Exercise objective >> The entries below are to be written out again without alteration.

[Extracted data entries]
** BEGIN **

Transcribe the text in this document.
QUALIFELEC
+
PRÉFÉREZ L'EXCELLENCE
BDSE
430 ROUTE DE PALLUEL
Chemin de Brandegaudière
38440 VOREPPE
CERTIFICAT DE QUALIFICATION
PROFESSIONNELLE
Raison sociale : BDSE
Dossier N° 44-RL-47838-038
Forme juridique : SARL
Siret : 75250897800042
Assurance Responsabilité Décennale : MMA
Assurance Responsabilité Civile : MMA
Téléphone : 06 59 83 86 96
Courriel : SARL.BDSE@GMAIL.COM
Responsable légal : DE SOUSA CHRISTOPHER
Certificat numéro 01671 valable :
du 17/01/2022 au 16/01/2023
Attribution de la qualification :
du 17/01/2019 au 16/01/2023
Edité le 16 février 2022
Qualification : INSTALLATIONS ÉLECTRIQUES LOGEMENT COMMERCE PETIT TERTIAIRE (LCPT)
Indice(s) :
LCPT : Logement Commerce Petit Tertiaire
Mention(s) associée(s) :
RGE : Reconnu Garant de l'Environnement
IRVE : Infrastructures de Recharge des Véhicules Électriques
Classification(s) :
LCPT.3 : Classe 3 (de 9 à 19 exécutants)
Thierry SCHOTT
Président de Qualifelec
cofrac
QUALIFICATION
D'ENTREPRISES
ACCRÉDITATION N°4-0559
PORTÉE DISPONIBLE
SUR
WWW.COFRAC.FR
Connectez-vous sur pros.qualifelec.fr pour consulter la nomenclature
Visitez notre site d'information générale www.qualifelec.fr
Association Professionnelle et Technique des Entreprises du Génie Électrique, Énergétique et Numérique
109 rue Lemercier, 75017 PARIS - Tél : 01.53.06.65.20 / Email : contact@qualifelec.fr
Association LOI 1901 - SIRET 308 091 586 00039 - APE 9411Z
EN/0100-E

** END **

Solution to the problem >>
Transcribe the text in this document.
QUALIFELEC
+
PRÉFÉREZ L'EXCELLENCE
BDSE
430 ROUTE DE PALLUEL
Chemin de Brandegaudière
38440 VOREPPE
CERTIFICAT DE QUALIFICATION
PROFESSIONNELLE
Raison sociale : BDSE
Dossier N° 44-RL-47838-038
Forme juridique : SARL
Siret : 75250897800042
Assurance Responsabilité Décennale : MMA
Assurance Responsabilité Civile : MMA
Téléphone : 06 59 83 86 96
Courriel : SARL.BDSE@GMAIL.COM
Responsable légal : DE SOUSA CHRISTOPHER
Certificat numéro 01671 valable :
du 17/01/2022 au 16/01/2023
Attribution de la qualification :
du 17/01/2019 au 16/01/2023
Edité le 16 février 2022
Qualification : INSTALLATIONS ÉLECTRIQUES LOGEMENT COMMERCE PETIT TERTIAIRE (LCPT)
Indice(s) :
LCPT : Logement Commerce Petit Tertiaire
Mention(s) associée(s) :
RGE : Reconnu Garant de l'Environnement
IRVE : Infrastructures de Recharge des Véhicules Électriques
Classification(s) :
LCPT.3 : Classe 3 (de 9 à 19 exécutants)
Thierry SCHOTT
Président de Qualifelec
cofrac
QUALIFICATION
D'ENTREPRISES
ACCRÉDITATION N°4-0559
PORTÉE DISPONIBLE
SUR
WWW.COFRAC.FR
Connectez-vous sur pros.qualifelec.fr pour consulter la nomenclature
Visitez notre site d'information générale www.qualifelec.fr
Association Professionnelle et Technique des Entreprises du Génie Électrique, Énergétique et Numérique
109 rue Lemercier, 75017 PARIS - Tél : 01.53.06.65.20 / Email : contact@qualifelec.fr
Association LOI 1901 - SIRET 308 091 586 00039 - APE 9411Z
EN/0100-E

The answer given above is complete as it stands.